◆ What is expected
Wherever the string "this" appears, copy the whole line.

════

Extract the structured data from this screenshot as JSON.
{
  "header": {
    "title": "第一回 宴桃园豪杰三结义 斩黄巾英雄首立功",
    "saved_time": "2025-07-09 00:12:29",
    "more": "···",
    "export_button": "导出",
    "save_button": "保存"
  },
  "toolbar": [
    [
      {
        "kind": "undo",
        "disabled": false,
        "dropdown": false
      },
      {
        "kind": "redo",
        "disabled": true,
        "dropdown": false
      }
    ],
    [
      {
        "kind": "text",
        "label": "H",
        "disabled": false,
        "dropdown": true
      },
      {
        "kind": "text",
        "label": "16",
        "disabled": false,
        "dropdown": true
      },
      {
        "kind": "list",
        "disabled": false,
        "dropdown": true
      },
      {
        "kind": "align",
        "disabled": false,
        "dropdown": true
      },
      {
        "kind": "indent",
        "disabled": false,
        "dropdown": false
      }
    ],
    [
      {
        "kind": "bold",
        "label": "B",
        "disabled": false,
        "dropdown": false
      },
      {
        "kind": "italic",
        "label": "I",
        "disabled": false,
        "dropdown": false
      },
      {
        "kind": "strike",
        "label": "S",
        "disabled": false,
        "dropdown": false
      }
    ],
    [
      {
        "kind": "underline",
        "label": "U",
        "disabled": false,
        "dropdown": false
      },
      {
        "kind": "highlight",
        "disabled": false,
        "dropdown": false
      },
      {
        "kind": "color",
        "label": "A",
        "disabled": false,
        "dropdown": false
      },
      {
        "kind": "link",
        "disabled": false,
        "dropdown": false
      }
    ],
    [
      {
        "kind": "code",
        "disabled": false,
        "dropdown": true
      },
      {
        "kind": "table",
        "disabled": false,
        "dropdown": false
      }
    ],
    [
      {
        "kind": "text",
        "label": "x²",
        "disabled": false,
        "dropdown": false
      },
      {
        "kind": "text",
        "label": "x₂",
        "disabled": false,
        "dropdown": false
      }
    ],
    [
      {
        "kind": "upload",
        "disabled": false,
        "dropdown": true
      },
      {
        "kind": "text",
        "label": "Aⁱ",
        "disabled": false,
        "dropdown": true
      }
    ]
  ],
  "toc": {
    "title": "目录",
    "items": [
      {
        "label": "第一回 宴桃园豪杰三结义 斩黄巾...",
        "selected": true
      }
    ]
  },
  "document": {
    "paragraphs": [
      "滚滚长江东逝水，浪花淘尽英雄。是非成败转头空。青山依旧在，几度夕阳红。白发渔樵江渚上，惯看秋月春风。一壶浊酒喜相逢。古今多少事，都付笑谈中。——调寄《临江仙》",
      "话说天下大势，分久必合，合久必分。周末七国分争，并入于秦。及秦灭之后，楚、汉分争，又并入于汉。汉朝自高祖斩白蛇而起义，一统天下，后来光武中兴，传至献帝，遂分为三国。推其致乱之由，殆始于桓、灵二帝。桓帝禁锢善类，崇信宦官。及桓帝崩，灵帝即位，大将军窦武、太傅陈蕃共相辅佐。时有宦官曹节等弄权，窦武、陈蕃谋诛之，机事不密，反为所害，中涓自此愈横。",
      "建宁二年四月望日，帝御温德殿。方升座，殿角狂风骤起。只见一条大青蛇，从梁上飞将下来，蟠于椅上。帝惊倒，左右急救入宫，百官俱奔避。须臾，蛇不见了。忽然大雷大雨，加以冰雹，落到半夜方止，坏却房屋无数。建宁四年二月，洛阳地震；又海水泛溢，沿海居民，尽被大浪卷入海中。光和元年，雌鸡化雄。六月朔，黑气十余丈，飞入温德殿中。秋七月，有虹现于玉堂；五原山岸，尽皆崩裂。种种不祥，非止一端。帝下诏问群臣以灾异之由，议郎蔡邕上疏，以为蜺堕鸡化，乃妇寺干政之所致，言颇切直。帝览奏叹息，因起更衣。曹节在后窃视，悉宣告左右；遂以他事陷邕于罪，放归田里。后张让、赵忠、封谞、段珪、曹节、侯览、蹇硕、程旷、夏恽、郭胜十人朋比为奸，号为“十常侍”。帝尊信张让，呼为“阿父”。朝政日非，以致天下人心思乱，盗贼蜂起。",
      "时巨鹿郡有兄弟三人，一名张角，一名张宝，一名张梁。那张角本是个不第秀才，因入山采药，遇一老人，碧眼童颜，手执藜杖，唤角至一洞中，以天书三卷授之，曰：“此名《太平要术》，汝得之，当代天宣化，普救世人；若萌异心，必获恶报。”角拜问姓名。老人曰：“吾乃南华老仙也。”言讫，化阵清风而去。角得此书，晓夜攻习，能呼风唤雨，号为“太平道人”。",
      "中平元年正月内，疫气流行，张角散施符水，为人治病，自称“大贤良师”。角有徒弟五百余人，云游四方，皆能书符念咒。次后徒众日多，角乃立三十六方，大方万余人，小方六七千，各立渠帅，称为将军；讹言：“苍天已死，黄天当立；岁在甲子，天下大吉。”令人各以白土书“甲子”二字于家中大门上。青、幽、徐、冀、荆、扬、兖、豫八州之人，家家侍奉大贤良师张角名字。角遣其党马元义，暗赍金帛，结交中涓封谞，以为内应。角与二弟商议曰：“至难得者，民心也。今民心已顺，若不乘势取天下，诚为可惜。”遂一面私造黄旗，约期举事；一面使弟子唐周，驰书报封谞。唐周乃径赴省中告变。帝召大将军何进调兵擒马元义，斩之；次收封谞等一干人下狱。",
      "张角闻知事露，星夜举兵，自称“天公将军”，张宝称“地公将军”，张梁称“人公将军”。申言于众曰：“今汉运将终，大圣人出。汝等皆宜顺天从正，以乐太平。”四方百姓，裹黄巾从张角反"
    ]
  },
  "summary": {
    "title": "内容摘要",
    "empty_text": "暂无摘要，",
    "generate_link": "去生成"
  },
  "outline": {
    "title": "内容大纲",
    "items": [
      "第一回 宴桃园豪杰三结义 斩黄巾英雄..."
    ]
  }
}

════

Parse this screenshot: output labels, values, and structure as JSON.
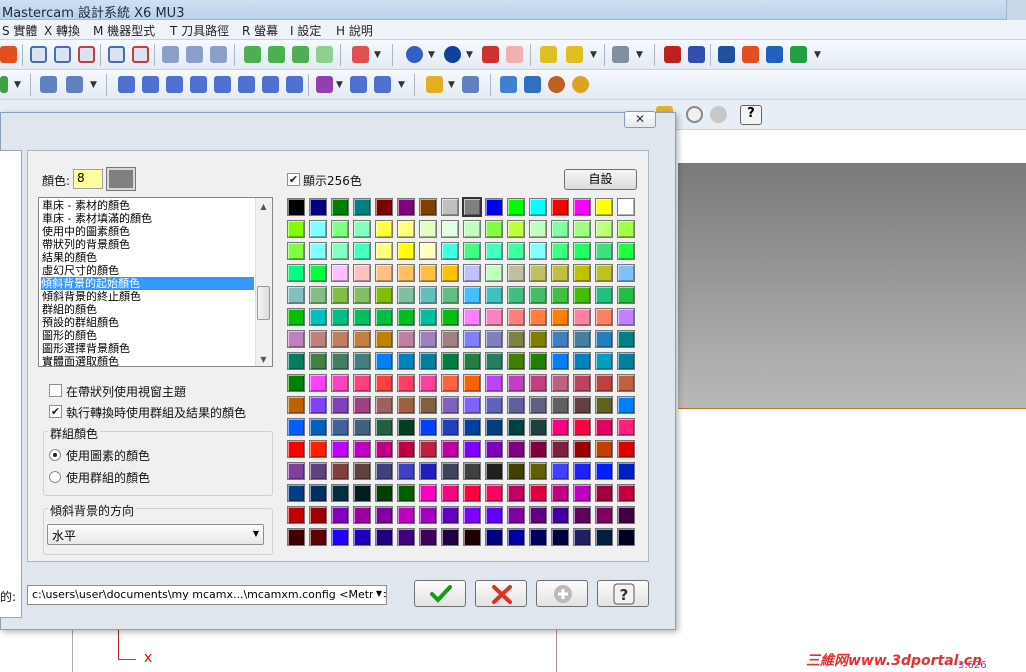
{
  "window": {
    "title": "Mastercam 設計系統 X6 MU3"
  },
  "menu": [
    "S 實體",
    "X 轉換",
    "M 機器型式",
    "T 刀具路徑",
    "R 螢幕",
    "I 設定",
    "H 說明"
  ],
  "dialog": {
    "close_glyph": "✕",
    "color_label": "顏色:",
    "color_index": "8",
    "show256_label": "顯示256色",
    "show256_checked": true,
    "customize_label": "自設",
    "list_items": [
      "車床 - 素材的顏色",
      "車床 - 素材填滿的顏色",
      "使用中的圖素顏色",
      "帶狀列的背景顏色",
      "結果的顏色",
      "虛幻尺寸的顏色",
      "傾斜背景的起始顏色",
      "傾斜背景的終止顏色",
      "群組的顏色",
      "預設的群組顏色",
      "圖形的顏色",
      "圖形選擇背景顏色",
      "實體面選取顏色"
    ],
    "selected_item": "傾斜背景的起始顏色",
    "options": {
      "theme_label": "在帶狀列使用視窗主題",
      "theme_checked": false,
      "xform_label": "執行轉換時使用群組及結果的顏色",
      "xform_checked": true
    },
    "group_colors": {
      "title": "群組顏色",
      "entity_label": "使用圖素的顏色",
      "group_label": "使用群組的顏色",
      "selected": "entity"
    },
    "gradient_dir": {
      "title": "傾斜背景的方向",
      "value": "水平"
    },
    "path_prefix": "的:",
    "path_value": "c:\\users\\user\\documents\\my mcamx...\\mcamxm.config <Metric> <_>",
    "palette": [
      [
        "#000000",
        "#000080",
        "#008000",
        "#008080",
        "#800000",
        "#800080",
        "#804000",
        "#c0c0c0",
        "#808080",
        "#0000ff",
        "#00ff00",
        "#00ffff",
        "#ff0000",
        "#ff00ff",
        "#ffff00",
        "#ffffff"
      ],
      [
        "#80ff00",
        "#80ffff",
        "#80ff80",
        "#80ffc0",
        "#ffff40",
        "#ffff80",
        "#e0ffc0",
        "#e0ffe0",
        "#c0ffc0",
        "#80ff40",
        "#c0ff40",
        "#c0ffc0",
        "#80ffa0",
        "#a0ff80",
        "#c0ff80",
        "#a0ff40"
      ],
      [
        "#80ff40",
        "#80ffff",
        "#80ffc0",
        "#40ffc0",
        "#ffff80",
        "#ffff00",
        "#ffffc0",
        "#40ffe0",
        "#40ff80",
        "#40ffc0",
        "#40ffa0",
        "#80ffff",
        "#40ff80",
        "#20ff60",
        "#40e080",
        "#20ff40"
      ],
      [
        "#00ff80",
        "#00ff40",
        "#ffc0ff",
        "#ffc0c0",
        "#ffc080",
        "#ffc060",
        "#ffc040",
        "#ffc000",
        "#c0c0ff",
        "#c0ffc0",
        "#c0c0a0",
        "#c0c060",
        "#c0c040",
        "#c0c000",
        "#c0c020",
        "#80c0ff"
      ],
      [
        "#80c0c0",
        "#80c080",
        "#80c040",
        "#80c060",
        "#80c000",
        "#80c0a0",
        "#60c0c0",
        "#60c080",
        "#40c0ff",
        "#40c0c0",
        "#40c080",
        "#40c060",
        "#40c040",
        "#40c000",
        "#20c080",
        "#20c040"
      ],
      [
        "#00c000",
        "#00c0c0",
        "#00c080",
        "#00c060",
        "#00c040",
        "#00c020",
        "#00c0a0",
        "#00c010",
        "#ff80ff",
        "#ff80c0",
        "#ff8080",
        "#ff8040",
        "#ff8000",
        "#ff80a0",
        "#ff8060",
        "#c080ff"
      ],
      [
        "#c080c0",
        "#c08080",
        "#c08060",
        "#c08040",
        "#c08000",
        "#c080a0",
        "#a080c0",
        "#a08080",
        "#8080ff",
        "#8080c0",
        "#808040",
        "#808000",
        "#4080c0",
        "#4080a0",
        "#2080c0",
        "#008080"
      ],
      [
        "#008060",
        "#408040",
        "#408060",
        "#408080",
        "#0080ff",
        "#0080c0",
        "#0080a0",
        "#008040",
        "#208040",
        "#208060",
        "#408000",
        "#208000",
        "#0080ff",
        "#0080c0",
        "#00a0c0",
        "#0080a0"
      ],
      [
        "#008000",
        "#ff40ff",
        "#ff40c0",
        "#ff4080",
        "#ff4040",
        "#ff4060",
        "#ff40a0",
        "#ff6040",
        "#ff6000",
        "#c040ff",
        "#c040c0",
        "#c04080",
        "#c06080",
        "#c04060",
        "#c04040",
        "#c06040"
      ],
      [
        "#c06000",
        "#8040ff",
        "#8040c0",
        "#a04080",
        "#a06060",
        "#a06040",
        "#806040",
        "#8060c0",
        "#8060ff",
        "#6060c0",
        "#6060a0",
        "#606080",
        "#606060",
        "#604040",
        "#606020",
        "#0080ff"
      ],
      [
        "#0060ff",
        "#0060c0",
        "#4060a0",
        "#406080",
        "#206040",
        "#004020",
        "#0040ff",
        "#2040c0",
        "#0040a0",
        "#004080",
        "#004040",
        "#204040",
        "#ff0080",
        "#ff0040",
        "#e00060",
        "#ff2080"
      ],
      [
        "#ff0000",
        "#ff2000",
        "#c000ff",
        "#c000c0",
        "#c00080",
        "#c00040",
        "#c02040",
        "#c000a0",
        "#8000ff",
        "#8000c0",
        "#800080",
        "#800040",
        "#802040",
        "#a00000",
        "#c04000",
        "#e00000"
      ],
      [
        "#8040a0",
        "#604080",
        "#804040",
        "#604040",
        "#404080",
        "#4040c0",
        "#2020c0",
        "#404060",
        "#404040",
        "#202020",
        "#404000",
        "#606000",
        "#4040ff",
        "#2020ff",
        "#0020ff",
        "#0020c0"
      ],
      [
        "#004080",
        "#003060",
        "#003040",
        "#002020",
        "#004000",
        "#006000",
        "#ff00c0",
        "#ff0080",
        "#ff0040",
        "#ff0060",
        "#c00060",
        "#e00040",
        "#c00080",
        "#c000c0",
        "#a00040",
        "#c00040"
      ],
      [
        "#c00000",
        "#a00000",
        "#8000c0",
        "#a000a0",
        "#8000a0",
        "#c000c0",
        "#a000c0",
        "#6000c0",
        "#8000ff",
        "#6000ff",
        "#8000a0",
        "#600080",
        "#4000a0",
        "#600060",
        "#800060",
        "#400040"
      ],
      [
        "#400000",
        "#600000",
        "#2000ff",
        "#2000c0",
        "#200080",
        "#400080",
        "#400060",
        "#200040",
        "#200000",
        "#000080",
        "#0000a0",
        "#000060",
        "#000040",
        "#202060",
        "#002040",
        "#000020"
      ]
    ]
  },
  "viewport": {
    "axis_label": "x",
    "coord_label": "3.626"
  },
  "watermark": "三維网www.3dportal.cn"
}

════

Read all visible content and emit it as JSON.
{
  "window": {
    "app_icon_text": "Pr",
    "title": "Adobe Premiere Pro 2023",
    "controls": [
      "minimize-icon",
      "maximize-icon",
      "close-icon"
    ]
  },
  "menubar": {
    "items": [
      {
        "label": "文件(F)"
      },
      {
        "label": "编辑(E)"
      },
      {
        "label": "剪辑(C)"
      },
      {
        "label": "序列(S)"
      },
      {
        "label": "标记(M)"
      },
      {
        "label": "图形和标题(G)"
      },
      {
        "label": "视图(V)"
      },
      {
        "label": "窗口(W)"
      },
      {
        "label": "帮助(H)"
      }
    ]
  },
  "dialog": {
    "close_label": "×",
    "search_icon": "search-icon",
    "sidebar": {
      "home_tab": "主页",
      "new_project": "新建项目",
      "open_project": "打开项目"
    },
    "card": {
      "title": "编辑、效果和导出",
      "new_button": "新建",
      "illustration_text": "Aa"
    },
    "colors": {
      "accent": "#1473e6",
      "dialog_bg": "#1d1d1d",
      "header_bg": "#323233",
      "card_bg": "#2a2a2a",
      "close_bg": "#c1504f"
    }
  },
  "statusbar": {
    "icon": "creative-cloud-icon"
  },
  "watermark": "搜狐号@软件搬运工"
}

════

◆ Complete response
Extract the structured data from this screenshot as JSON.
Parse this screenshot: output labels, values, and structure as JSON.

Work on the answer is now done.